**EXERCISE OBJECTIVE**
Check every line below for the word "subtitle" and copy each one that has it.

**EXERCISE DATA**
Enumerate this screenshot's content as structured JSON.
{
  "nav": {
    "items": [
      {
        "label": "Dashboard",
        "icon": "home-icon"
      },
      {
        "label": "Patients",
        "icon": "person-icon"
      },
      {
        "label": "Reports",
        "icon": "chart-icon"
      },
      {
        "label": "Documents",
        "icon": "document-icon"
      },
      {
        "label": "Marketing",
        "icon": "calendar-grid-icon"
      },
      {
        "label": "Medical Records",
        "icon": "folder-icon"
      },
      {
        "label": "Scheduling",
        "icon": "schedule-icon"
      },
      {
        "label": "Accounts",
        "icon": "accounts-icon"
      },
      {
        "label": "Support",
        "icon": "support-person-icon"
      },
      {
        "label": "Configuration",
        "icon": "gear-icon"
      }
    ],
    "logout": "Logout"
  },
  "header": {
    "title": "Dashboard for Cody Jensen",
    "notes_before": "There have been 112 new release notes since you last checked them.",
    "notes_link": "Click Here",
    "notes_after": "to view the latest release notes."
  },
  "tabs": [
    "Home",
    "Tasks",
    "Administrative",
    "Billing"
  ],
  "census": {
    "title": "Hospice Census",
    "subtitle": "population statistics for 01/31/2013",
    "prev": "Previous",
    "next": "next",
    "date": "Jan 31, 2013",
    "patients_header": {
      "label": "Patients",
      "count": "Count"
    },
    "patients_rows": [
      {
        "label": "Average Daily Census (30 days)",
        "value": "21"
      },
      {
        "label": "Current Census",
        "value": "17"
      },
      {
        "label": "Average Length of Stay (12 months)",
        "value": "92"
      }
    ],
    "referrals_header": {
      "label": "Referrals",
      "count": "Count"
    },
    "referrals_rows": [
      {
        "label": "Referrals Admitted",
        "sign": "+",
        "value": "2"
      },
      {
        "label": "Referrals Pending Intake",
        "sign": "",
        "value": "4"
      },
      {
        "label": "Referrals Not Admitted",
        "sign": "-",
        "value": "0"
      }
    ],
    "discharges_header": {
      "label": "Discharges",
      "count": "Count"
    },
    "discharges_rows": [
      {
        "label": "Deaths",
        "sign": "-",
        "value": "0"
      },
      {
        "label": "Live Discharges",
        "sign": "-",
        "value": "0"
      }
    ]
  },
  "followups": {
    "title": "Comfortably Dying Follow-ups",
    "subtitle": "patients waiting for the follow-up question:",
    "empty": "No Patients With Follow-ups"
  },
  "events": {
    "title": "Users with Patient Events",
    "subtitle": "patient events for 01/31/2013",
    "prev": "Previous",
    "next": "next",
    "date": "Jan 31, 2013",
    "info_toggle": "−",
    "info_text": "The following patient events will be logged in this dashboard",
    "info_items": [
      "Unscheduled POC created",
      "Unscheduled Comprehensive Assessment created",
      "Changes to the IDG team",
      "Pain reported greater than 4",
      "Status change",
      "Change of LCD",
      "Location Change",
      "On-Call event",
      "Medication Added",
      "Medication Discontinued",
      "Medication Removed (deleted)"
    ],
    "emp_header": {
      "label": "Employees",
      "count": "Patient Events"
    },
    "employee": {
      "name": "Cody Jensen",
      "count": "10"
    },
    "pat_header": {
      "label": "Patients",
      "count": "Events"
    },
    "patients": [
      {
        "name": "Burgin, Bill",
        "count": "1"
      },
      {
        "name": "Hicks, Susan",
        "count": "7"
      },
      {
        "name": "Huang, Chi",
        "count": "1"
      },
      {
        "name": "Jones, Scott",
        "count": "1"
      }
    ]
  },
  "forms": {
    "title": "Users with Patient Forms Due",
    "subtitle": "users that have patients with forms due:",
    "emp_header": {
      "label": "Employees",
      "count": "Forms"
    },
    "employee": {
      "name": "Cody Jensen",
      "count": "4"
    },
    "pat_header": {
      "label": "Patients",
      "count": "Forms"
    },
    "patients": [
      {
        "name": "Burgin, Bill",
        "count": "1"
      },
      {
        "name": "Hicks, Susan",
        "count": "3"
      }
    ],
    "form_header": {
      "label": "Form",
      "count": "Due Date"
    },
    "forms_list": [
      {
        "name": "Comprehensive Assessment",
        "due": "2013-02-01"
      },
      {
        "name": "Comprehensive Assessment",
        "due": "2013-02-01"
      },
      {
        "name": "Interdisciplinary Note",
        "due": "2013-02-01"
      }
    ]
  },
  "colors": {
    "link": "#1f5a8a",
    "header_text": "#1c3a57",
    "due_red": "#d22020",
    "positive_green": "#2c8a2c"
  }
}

**WRITTEN SOLUTION**
    "subtitle": "population statistics for 01/31/2013",
    "subtitle": "patients waiting for the follow-up question:",
    "subtitle": "patient events for 01/31/2013",
    "subtitle": "users that have patients with forms due:",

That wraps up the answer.